Goal — Copy each line that contains the string "color".

+++ Given records

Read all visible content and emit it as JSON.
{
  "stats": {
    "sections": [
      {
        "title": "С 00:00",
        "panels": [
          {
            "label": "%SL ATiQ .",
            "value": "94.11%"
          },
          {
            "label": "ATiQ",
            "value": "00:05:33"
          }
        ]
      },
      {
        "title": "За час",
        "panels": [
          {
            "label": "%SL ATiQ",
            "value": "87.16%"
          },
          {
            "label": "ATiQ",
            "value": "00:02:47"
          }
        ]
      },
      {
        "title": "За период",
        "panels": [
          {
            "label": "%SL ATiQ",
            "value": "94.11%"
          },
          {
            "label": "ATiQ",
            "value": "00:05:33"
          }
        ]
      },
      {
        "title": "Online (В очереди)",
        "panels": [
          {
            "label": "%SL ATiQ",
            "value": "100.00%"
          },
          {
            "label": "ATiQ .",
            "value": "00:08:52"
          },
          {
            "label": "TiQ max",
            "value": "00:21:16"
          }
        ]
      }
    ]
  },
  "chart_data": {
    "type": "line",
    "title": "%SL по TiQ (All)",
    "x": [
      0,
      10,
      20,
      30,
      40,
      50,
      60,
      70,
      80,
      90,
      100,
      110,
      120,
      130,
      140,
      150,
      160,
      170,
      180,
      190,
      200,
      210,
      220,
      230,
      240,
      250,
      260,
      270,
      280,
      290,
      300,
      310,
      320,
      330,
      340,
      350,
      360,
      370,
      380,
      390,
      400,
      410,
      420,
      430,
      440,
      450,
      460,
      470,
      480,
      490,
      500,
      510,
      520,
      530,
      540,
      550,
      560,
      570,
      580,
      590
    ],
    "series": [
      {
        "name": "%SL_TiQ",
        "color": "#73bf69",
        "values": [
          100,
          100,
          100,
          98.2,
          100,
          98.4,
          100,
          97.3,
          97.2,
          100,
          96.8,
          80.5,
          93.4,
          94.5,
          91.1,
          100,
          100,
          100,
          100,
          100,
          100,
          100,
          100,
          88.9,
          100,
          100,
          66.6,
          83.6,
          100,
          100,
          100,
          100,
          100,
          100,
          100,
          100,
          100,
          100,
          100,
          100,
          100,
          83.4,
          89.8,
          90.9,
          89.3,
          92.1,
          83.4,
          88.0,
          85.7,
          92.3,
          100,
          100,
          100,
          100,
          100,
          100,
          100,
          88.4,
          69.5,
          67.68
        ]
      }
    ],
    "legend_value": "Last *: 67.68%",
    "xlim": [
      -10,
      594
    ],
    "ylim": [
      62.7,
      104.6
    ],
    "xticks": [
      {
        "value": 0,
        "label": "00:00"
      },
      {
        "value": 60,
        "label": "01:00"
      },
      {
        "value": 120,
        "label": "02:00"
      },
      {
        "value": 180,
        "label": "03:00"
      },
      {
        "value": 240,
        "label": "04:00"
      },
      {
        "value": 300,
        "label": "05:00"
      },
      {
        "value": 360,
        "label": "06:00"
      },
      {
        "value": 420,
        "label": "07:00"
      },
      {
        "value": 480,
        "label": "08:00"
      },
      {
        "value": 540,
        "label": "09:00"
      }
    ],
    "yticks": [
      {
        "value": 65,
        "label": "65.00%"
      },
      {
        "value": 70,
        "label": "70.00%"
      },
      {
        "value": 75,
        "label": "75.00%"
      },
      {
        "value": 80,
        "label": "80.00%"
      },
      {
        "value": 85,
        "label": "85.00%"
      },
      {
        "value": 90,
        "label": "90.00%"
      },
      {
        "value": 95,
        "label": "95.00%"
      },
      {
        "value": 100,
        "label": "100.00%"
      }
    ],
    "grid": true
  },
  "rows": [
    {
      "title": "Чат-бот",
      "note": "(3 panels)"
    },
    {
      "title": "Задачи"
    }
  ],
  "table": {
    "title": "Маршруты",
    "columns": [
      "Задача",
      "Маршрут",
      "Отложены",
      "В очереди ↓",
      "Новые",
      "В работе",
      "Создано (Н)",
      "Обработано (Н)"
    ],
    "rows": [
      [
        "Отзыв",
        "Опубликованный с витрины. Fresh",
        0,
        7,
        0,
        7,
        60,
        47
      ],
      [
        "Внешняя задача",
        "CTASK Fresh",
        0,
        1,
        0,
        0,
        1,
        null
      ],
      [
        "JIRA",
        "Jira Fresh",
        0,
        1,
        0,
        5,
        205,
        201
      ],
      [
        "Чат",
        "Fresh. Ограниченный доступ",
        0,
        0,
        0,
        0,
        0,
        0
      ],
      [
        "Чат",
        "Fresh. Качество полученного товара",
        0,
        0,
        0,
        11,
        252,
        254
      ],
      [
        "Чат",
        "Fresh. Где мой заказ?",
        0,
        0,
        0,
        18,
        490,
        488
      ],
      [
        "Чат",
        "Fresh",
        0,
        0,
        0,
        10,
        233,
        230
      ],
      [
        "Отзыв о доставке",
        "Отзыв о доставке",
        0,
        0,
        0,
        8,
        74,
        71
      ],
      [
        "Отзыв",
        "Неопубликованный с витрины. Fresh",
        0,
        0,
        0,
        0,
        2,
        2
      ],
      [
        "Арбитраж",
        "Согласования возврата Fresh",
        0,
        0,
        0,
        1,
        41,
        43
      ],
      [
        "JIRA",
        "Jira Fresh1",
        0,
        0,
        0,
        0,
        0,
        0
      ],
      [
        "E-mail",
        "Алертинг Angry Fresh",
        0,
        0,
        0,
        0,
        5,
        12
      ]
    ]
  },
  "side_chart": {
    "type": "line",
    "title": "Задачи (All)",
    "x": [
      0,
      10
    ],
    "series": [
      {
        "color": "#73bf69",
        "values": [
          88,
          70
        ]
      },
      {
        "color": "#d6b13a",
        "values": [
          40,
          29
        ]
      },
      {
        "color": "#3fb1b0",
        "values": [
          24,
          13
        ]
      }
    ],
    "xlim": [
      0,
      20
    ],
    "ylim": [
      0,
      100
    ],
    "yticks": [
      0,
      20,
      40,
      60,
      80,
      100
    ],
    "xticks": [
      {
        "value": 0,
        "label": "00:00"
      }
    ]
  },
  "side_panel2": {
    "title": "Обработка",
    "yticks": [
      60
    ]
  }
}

++++++
+++ Given records

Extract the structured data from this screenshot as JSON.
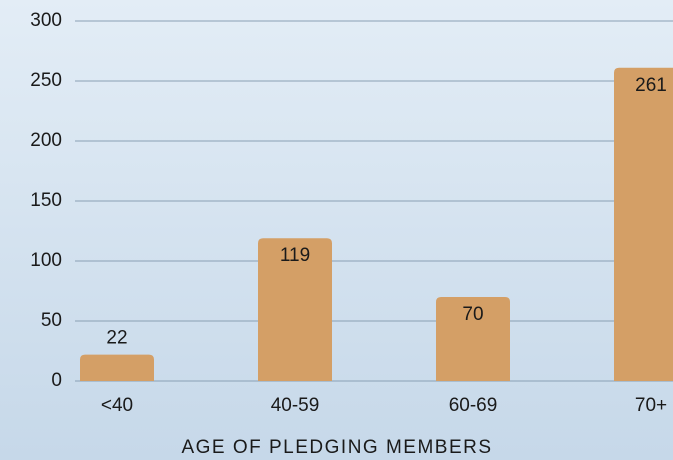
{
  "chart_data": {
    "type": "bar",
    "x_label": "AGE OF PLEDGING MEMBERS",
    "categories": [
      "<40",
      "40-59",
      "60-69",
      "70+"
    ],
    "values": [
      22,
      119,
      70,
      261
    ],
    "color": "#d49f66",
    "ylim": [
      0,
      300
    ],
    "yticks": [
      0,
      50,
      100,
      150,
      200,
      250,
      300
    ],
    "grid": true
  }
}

++++++

Full answer —
        "color": "#73bf69",
        "color": "#73bf69",
        "color": "#d6b13a",
        "color": "#3fb1b0",
    "color": "#d49f66",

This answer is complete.